(Collection entries)
= = = = = = =

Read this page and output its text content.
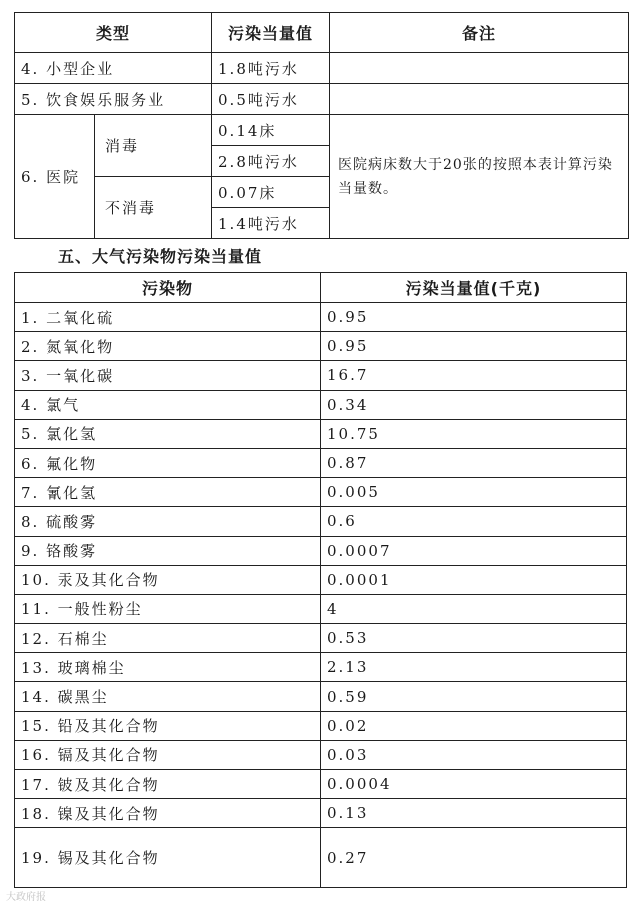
类型		污染当量值	备注
4. 小型企业		1.8吨污水	
5. 饮食娱乐服务业		0.5吨污水	
6. 医院	消毒	0.14床	医院病床数大于20张的按照本表计算污染当量数。
		2.8吨污水	
	不消毒	0.07床	
		1.4吨污水	
五、大气污染物污染当量值
污染物	污染当量值(千克)
1. 二氧化硫	0.95
2. 氮氧化物	0.95
3. 一氧化碳	16.7
4. 氯气	0.34
5. 氯化氢	10.75
6. 氟化物	0.87
7. 氰化氢	0.005
8. 硫酸雾	0.6
9. 铬酸雾	0.0007
10. 汞及其化合物	0.0001
11. 一般性粉尘	4
12. 石棉尘	0.53
13. 玻璃棉尘	2.13
14. 碳黑尘	0.59
15. 铅及其化合物	0.02
16. 镉及其化合物	0.03
17. 铍及其化合物	0.0004
18. 镍及其化合物	0.13
19. 锡及其化合物	0.27
大政府报
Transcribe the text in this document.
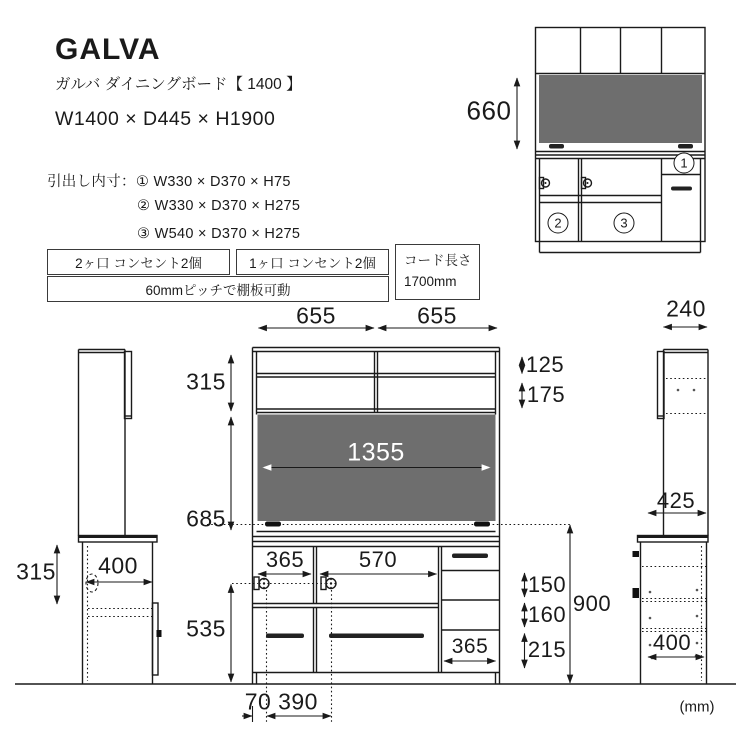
GALVA
ガルバ ダイニングボード【 1400 】
W1400 × D445 × H1900
引出し内寸：① W330 × D370 × H75
② W330 × D370 × H275
③ W540 × D370 × H275
2ヶ口 コンセント2個	1ヶ口 コンセント2個
60mmピッチで棚板可動
コード長さ
1700mm
1
2	3
660
655	655
125
175
315
685
1355
365 570
150
160
215
365
900
535
70 390
315 400
240
425
400
(mm)
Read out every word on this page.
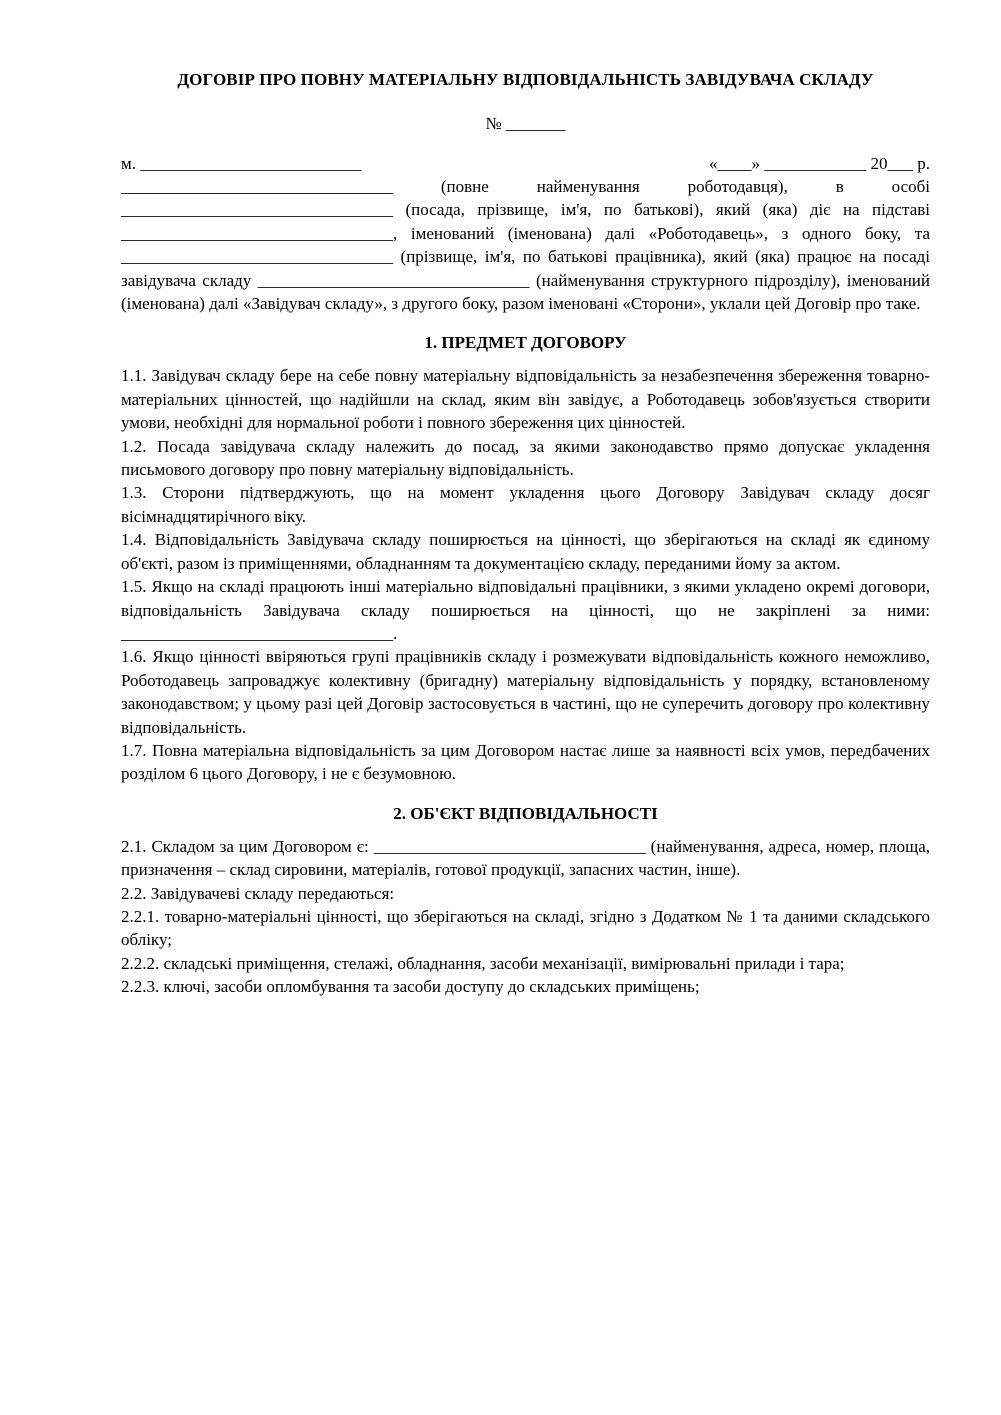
ДОГОВІР ПРО ПОВНУ МАТЕРІАЛЬНУ ВІДПОВІДАЛЬНІСТЬ ЗАВІДУВАЧА СКЛАДУ
№ _______
м. __________________________	«____» ____________ 20___ р.

________________________________ (повне найменування роботодавця), в особі ________________________________ (посада, прізвище, ім'я, по батькові), який (яка) діє на підставі ________________________________, іменований (іменована) далі «Роботодавець», з одного боку, та ________________________________ (прізвище, ім'я, по батькові працівника), який (яка) працює на посаді завідувача складу ________________________________ (найменування структурного підрозділу), іменований (іменована) далі «Завідувач складу», з другого боку, разом іменовані «Сторони», уклали цей Договір про таке.

1. ПРЕДМЕТ ДОГОВОРУ

1.1. Завідувач складу бере на себе повну матеріальну відповідальність за незабезпечення збереження товарно-матеріальних цінностей, що надійшли на склад, яким він завідує, а Роботодавець зобов'язується створити умови, необхідні для нормальної роботи і повного збереження цих цінностей.

1.2. Посада завідувача складу належить до посад, за якими законодавство прямо допускає укладення письмового договору про повну матеріальну відповідальність.

1.3. Сторони підтверджують, що на момент укладення цього Договору Завідувач складу досяг вісімнадцятирічного віку.

1.4. Відповідальність Завідувача складу поширюється на цінності, що зберігаються на складі як єдиному об'єкті, разом із приміщеннями, обладнанням та документацією складу, переданими йому за актом.

1.5. Якщо на складі працюють інші матеріально відповідальні працівники, з якими укладено окремі договори, відповідальність Завідувача складу поширюється на цінності, що не закріплені за ними: ________________________________.

1.6. Якщо цінності ввіряються групі працівників складу і розмежувати відповідальність кожного неможливо, Роботодавець запроваджує колективну (бригадну) матеріальну відповідальність у порядку, встановленому законодавством; у цьому разі цей Договір застосовується в частині, що не суперечить договору про колективну відповідальність.

1.7. Повна матеріальна відповідальність за цим Договором настає лише за наявності всіх умов, передбачених розділом 6 цього Договору, і не є безумовною.

2. ОБ'ЄКТ ВІДПОВІДАЛЬНОСТІ

2.1. Складом за цим Договором є: ________________________________ (найменування, адреса, номер, площа, призначення – склад сировини, матеріалів, готової продукції, запасних частин, інше).

2.2. Завідувачеві складу передаються:

2.2.1. товарно-матеріальні цінності, що зберігаються на складі, згідно з Додатком № 1 та даними складського обліку;

2.2.2. складські приміщення, стелажі, обладнання, засоби механізації, вимірювальні прилади і тара;

2.2.3. ключі, засоби опломбування та засоби доступу до складських приміщень;
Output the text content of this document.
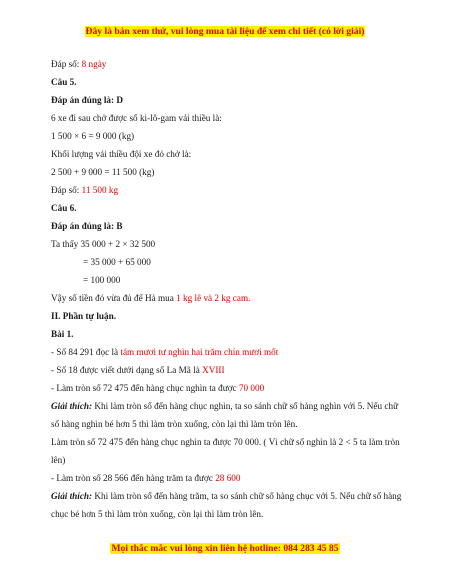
Đây là bản xem thử, vui lòng mua tài liệu để xem chi tiết (có lời giải)
Đáp số: 8 ngày
Câu 5.
Đáp án đúng là: D
6 xe đi sau chở được số ki-lô-gam vải thiều là:
1 500 × 6 = 9 000 (kg)
Khối lượng vải thiều đội xe đó chở là:
2 500 + 9 000 = 11 500 (kg)
Đáp số: 11 500 kg
Câu 6.
Đáp án đúng là: B
Ta thấy 35 000 + 2 × 32 500
= 35 000 + 65 000
= 100 000
Vậy số tiền đó vừa đủ để Hà mua 1 kg lê và 2 kg cam.
II. Phần tự luận.
Bài 1.
- Số 84 291 đọc là tám mươi tư nghìn hai trăm chín mươi mốt
- Số 18 được viết dưới dạng số La Mã là XVIII
- Làm tròn số 72 475 đến hàng chục nghìn ta được 70 000
Giải thích: Khi làm tròn số đến hàng chục nghìn, ta so sánh chữ số hàng nghìn với 5. Nếu chữ số hàng nghìn bé hơn 5 thì làm tròn xuống, còn lại thì làm tròn lên.
Làm tròn số 72 475 đến hàng chục nghìn ta được 70 000. ( Vì chữ số nghìn là 2 < 5 ta làm tròn lên)
- Làm tròn số 28 566 đến hàng trăm ta được 28 600
Giải thích: Khi làm tròn số đến hàng trăm, ta so sánh chữ số hàng chục với 5. Nếu chữ số hàng chục bé hơn 5 thì làm tròn xuống, còn lại thì làm tròn lên.
Mọi thắc mắc vui lòng xin liên hệ hotline: 084 283 45 85
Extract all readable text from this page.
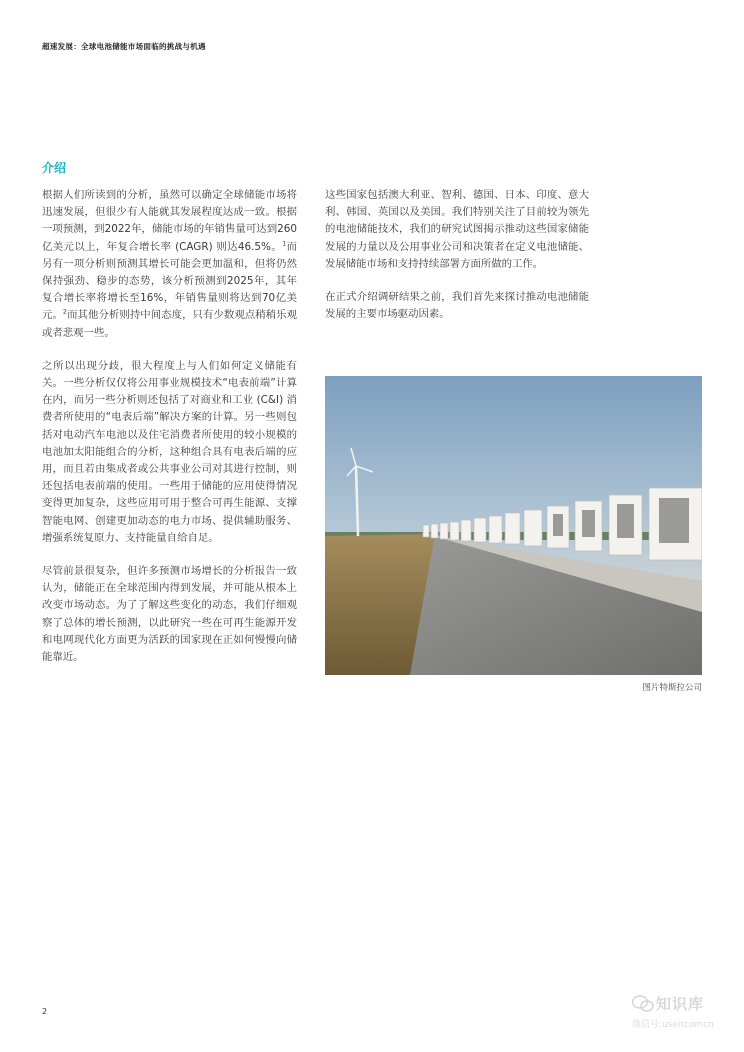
超速发展：全球电池储能市场面临的挑战与机遇
介绍

根据人们所读到的分析，虽然可以确定全球储能市场将迅速发展，但很少有人能就其发展程度达成一致。根据一项预测，到2022年，储能市场的年销售量可达到260亿美元以上，年复合增长率 (CAGR) 则达46.5%。$^1$而另有一项分析则预测其增长可能会更加温和，但将仍然保持强劲、稳步的态势，该分析预测到2025年，其年复合增长率将增长至16%，年销售量则将达到70亿美元。$^2$而其他分析则持中间态度，只有少数观点稍稍乐观或者悲观一些。

之所以出现分歧，很大程度上与人们如何定义储能有关。一些分析仅仅将公用事业规模技术“电表前端”计算在内，而另一些分析则还包括了对商业和工业 (C&I) 消费者所使用的“电表后端”解决方案的计算。另一些则包括对电动汽车电池以及住宅消费者所使用的较小规模的电池加太阳能组合的分析，这种组合具有电表后端的应用，而且若由集成者或公共事业公司对其进行控制，则还包括电表前端的使用。一些用于储能的应用使得情况变得更加复杂，这些应用可用于整合可再生能源、支撑智能电网、创建更加动态的电力市场、提供辅助服务、增强系统复原力、支持能量自给自足。

尽管前景很复杂，但许多预测市场增长的分析报告一致认为，储能正在全球范围内得到发展，并可能从根本上改变市场动态。为了了解这些变化的动态，我们仔细观察了总体的增长预测，以此研究一些在可再生能源开发和电网现代化方面更为活跃的国家现在正如何慢慢向储能靠近。

这些国家包括澳大利亚、智利、德国、日本、印度、意大利、韩国、英国以及美国。我们特别关注了目前较为领先的电池储能技术，我们的研究试图揭示推动这些国家储能发展的力量以及公用事业公司和决策者在定义电池储能、发展储能市场和支持持续部署方面所做的工作。

在正式介绍调研结果之前，我们首先来探讨推动电池储能发展的主要市场驱动因素。

图片特斯拉公司
2	知识库
微信号:useitcomcn
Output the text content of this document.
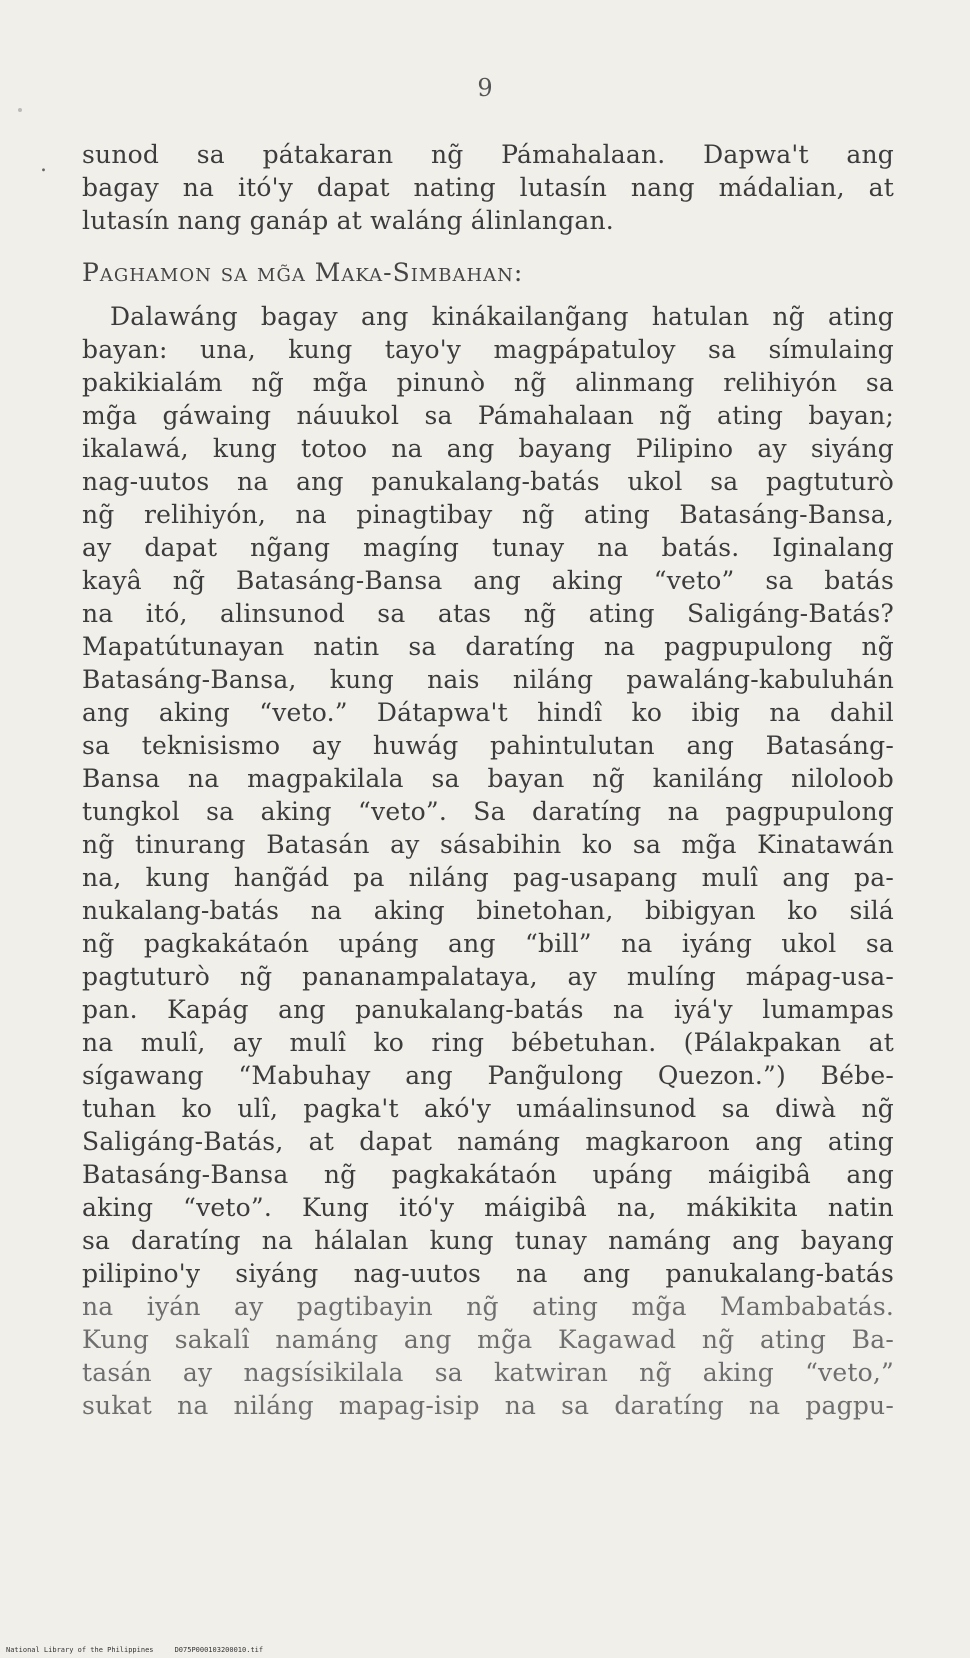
.
9
sunod sa pátakaran ng̃ Pámahalaan. Dapwa't ang
bagay na itó'y dapat nating lutasín nang mádalian, at
lutasín nang ganáp at waláng álinlangan.
Paghamon sa mg̃a Maka-Simbahan:
Dalawáng bagay ang kinákailang̃ang hatulan ng̃ ating
bayan: una, kung tayo'y magpápatuloy sa símulaing
pakikialám ng̃ mg̃a pinunò ng̃ alinmang relihiyón sa
mg̃a gáwaing náuukol sa Pámahalaan ng̃ ating bayan;
ikalawá, kung totoo na ang bayang Pilipino ay siyáng
nag-uutos na ang panukalang-batás ukol sa pagtuturò
ng̃ relihiyón, na pinagtibay ng̃ ating Batasáng-Bansa,
ay dapat ng̃ang magíng tunay na batás. Iginalang
kayâ ng̃ Batasáng-Bansa ang aking “veto” sa batás
na itó, alinsunod sa atas ng̃ ating Saligáng-Batás?
Mapatútunayan natin sa daratíng na pagpupulong ng̃
Batasáng-Bansa, kung nais niláng pawaláng-kabuluhán
ang aking “veto.” Dátapwa't hindî ko ibig na dahil
sa teknisismo ay huwág pahintulutan ang Batasáng-
Bansa na magpakilala sa bayan ng̃ kaniláng niloloob
tungkol sa aking “veto”. Sa daratíng na pagpupulong
ng̃ tinurang Batasán ay sásabihin ko sa mg̃a Kinatawán
na, kung hang̃ád pa niláng pag-usapang mulî ang pa-
nukalang-batás na aking binetohan, bibigyan ko silá
ng̃ pagkakátaón upáng ang “bill” na iyáng ukol sa
pagtuturò ng̃ pananampalataya, ay mulíng mápag-usa-
pan. Kapág ang panukalang-batás na iyá'y lumampas
na mulî, ay mulî ko ring bébetuhan. (Pálakpakan at
sígawang “Mabuhay ang Pang̃ulong Quezon.”) Bébe-
tuhan ko ulî, pagka't akó'y umáalinsunod sa diwà ng̃
Saligáng-Batás, at dapat namáng magkaroon ang ating
Batasáng-Bansa ng̃ pagkakátaón upáng máigibâ ang
aking “veto”. Kung itó'y máigibâ na, mákikita natin
sa daratíng na hálalan kung tunay namáng ang bayang
pilipino'y siyáng nag-uutos na ang panukalang-batás
na iyán ay pagtibayin ng̃ ating mg̃a Mambabatás.
Kung sakalî namáng ang mg̃a Kagawad ng̃ ating Ba-
tasán ay nagsísikilala sa katwiran ng̃ aking “veto,”
sukat na niláng mapag-isip na sa daratíng na pagpu-
National Library of the Philippines	D075P000103200010.tif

= = = = = = =

The exercise - Write out each line of the data that holds the string "được".

Complete answer -
6 xe đi sau chở được số ki-lô-gam vải thiều là:
- Số 18 được viết dưới dạng số La Mã là XVIII
- Làm tròn số 72 475 đến hàng chục nghìn ta được 70 000
Làm tròn số 72 475 đến hàng chục nghìn ta được 70 000. ( Vì chữ số nghìn là 2 < 5 ta làm tròn lên)
- Làm tròn số 28 566 đến hàng trăm ta được 28 600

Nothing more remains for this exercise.